━━━ EXERCISE MATERIALS
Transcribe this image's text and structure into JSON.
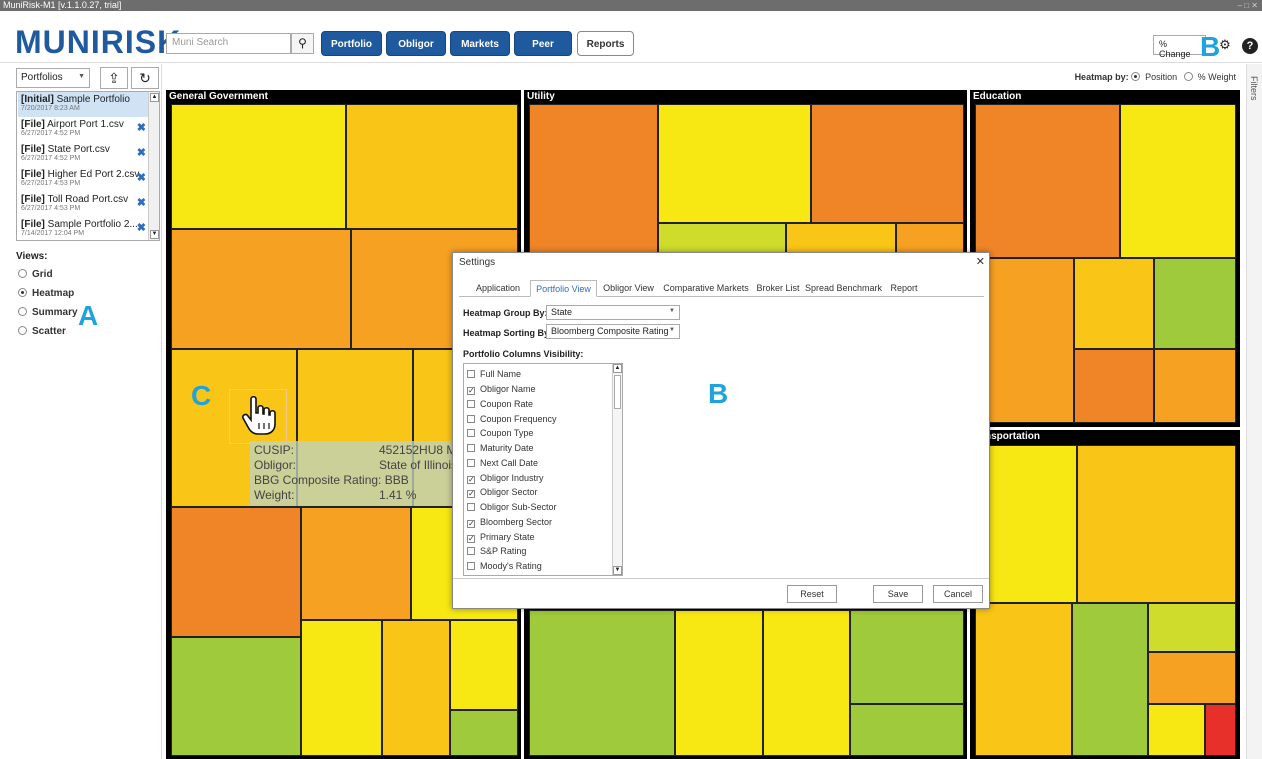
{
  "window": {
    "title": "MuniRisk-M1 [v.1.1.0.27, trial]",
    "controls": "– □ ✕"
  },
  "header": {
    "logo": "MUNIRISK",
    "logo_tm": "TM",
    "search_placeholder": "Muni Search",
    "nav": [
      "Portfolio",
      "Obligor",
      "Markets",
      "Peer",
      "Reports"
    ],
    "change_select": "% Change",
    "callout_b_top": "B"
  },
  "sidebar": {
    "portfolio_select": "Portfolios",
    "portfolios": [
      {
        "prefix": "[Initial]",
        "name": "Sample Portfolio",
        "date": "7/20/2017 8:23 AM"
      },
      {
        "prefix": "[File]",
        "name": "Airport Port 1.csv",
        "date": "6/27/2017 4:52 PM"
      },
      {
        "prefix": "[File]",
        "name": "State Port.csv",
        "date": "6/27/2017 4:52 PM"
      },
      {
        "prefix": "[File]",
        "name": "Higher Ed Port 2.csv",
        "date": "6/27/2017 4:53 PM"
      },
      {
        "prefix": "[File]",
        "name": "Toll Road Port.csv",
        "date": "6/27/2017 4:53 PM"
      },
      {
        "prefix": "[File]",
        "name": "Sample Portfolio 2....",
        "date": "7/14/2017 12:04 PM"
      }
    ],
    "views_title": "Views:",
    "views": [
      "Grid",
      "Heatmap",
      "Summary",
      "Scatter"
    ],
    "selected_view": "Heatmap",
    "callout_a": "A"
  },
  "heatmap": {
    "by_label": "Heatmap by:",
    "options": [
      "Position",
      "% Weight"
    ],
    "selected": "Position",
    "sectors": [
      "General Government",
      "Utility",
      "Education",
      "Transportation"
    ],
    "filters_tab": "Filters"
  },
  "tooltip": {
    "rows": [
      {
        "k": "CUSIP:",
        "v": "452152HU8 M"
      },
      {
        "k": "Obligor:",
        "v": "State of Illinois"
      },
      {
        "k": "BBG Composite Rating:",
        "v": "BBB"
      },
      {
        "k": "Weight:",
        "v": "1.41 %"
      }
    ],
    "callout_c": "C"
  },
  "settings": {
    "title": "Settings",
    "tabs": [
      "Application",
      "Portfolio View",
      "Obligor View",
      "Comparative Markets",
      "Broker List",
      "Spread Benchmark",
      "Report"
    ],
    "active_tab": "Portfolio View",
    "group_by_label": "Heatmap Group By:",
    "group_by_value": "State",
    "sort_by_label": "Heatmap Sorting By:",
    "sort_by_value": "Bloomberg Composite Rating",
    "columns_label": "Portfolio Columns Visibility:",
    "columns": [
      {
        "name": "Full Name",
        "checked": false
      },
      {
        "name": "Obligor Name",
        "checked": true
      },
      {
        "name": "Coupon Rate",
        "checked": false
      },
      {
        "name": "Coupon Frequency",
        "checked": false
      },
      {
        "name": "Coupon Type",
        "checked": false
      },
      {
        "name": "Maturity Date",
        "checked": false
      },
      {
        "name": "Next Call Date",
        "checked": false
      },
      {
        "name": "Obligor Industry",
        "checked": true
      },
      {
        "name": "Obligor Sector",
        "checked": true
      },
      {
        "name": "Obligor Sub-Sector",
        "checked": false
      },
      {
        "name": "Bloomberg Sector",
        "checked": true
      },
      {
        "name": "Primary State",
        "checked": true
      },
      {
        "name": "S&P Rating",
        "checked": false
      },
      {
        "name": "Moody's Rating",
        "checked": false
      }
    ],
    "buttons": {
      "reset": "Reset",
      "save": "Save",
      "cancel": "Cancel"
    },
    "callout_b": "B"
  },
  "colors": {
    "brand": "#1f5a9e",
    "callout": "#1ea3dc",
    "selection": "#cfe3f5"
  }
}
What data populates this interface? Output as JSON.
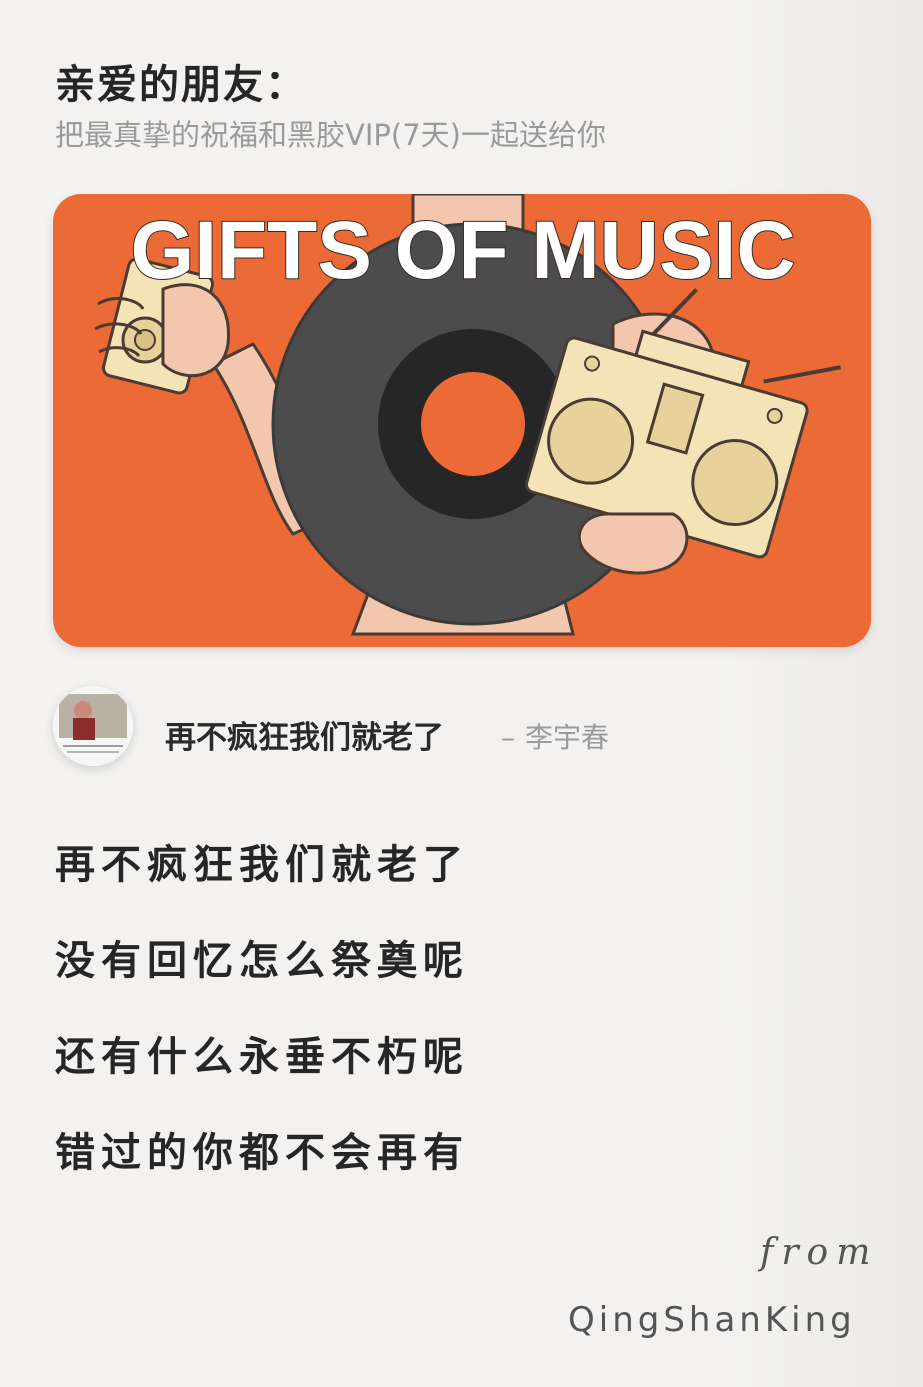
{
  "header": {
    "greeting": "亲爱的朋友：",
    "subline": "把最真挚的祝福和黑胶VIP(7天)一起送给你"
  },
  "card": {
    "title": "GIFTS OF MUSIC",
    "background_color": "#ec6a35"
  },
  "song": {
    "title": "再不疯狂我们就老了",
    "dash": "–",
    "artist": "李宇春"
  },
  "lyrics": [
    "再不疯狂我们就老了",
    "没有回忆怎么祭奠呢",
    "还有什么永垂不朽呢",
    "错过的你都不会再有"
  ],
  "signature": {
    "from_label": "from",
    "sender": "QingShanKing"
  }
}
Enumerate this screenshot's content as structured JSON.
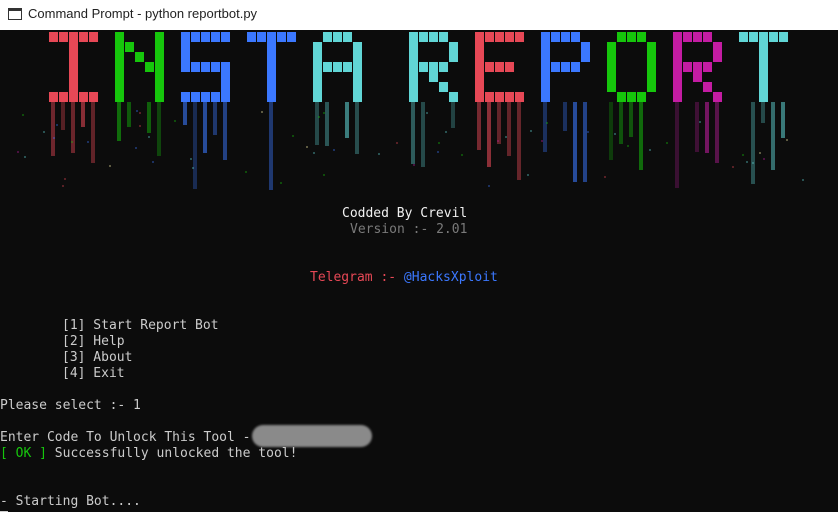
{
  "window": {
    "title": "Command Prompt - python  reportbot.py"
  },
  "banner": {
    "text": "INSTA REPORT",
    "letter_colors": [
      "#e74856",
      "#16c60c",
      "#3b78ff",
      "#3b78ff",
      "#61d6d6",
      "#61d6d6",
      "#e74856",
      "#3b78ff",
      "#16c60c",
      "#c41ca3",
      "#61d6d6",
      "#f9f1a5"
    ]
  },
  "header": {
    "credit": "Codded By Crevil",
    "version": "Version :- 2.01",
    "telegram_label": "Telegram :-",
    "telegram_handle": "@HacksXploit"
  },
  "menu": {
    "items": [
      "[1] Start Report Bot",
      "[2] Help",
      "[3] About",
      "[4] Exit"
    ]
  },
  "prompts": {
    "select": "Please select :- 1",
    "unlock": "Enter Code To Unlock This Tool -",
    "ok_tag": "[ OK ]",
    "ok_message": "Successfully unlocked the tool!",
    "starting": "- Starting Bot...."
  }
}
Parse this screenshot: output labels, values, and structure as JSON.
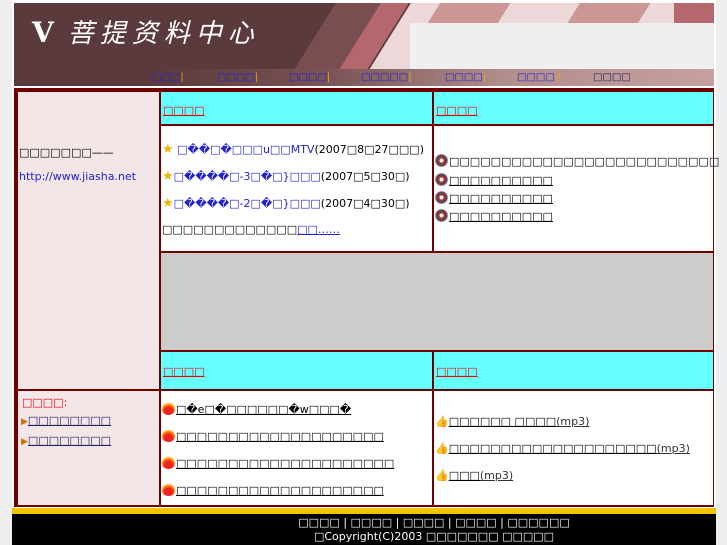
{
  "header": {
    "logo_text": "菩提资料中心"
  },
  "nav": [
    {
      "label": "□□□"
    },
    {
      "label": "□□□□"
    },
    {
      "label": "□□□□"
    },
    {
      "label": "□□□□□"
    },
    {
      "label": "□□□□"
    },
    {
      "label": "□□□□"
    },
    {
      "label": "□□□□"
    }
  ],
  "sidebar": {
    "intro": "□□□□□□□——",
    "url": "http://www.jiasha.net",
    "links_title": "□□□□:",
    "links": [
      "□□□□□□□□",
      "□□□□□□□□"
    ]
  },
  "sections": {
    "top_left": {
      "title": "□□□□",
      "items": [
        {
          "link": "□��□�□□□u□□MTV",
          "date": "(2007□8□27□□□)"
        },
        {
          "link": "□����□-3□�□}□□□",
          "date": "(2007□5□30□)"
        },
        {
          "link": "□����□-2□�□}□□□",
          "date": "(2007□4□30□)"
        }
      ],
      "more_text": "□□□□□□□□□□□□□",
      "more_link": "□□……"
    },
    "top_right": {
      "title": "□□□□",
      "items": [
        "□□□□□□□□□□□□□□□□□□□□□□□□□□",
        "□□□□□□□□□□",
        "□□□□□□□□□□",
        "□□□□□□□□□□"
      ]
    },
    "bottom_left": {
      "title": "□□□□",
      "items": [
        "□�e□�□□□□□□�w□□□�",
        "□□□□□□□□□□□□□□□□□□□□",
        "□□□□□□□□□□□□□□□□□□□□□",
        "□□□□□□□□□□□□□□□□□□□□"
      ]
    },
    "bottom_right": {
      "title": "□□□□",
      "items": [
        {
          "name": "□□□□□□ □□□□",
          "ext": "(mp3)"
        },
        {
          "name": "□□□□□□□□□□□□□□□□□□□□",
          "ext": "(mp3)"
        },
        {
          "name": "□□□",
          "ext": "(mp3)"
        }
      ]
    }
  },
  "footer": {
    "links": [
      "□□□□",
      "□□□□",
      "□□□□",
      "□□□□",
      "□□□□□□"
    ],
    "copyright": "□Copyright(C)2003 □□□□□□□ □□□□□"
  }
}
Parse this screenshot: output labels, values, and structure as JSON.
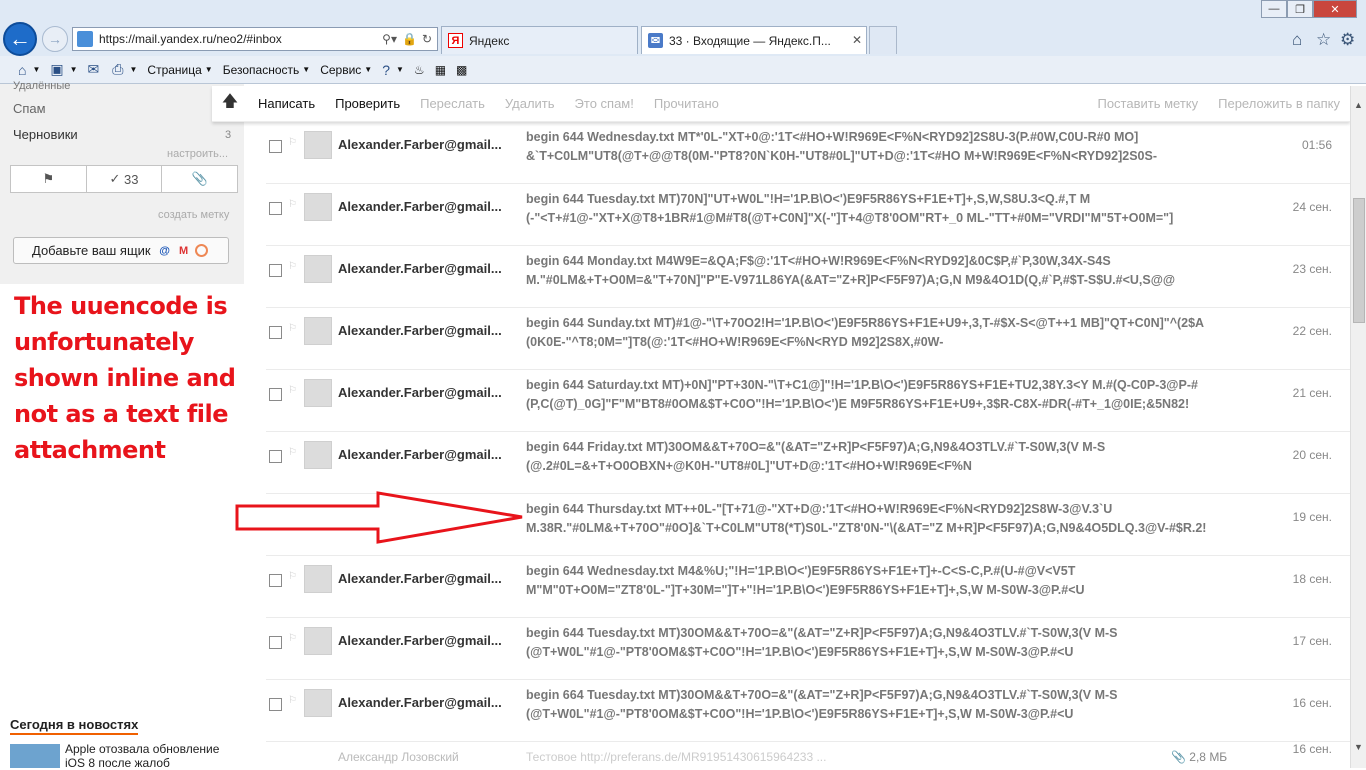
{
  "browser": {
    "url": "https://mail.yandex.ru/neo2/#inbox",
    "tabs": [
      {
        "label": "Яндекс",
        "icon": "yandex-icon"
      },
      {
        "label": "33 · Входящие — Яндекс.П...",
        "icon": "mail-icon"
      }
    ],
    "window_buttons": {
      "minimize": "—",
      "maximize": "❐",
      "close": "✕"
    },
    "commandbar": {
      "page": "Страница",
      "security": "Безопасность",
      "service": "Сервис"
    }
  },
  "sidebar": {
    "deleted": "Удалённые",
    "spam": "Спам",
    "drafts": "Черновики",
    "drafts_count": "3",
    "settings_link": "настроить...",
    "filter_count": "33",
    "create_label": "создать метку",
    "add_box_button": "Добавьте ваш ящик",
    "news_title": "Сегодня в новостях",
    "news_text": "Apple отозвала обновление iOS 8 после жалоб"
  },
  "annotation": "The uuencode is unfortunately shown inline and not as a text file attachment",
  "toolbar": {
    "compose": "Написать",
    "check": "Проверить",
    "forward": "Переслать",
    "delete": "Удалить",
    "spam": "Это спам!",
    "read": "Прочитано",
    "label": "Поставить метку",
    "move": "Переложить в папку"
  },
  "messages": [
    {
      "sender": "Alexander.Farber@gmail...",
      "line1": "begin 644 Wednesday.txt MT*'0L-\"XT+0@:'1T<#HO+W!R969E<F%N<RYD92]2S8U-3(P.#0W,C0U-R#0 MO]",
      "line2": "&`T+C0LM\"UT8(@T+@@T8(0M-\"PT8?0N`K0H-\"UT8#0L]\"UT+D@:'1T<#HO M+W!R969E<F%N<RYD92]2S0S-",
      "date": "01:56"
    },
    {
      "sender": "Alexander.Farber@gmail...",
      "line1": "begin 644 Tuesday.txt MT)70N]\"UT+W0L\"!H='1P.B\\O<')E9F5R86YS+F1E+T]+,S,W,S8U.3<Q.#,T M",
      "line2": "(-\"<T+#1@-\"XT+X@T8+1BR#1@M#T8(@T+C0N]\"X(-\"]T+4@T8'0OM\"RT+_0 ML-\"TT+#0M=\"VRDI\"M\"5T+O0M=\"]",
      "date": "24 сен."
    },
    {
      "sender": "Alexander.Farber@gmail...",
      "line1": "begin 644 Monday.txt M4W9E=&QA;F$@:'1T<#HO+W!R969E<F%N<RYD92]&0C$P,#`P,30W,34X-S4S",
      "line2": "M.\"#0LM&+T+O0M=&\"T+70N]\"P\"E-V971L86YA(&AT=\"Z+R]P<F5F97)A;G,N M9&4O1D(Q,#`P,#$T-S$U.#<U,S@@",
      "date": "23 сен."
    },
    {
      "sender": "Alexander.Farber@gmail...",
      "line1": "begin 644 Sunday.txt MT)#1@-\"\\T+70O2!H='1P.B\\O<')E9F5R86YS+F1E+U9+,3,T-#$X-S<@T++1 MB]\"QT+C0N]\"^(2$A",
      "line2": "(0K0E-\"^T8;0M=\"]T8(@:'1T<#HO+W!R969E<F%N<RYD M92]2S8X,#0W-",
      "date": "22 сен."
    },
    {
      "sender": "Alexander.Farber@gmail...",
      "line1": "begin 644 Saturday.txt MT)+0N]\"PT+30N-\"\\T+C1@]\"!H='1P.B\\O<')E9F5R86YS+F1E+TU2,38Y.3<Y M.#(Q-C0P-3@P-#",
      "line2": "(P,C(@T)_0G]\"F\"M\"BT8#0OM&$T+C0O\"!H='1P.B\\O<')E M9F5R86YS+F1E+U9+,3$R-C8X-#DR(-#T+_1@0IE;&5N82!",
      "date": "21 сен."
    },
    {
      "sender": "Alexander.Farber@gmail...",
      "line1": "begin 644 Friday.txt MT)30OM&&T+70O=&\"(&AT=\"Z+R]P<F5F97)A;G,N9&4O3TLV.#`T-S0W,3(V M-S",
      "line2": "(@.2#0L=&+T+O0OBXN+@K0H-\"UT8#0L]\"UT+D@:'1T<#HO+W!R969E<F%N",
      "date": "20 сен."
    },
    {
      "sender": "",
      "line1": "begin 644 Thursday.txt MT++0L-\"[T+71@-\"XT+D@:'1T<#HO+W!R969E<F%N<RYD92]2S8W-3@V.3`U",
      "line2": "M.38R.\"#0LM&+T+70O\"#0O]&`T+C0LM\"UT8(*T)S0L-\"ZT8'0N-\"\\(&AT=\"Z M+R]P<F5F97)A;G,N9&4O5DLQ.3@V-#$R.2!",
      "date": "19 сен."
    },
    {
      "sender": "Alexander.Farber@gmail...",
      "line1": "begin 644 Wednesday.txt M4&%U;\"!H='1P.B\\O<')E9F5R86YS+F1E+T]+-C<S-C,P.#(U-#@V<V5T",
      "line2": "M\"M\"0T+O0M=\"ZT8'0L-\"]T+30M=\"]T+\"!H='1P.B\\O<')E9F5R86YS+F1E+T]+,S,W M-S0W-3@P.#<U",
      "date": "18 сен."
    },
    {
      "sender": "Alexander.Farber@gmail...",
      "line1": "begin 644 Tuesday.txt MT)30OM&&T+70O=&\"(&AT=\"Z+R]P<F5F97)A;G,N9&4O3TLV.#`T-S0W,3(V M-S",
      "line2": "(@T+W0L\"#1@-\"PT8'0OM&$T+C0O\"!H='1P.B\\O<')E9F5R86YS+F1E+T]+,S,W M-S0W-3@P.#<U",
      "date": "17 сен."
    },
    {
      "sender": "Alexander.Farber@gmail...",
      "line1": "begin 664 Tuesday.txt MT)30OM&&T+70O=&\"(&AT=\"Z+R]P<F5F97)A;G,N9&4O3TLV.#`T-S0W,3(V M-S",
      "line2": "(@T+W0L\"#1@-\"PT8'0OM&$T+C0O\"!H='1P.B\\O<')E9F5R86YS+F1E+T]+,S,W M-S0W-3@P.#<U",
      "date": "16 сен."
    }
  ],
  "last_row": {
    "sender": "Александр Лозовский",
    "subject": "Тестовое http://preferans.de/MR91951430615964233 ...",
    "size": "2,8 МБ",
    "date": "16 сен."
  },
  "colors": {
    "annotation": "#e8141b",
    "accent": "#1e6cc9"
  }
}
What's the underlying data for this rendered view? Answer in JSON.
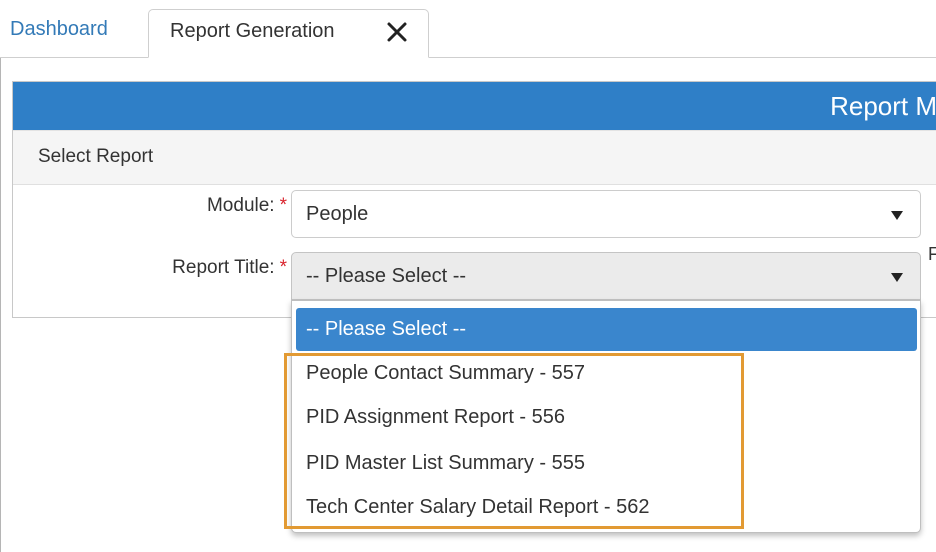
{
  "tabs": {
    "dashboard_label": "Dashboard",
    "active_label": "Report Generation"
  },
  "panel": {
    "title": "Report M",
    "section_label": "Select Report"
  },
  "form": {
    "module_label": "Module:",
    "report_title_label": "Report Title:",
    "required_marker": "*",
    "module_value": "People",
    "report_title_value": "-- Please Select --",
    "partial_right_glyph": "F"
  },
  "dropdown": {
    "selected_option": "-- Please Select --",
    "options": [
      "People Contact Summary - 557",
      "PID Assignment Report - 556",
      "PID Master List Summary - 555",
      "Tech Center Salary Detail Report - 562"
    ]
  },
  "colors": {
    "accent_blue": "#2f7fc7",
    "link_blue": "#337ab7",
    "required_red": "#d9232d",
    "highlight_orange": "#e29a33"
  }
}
━━━━━━
Extract every line that has the string "Please" in it.

- _EXERCISE SOLUTION_:
    "select": "Please select :- 1",
    "report_title_value": "-- Please Select --",
    "selected_option": "-- Please Select --",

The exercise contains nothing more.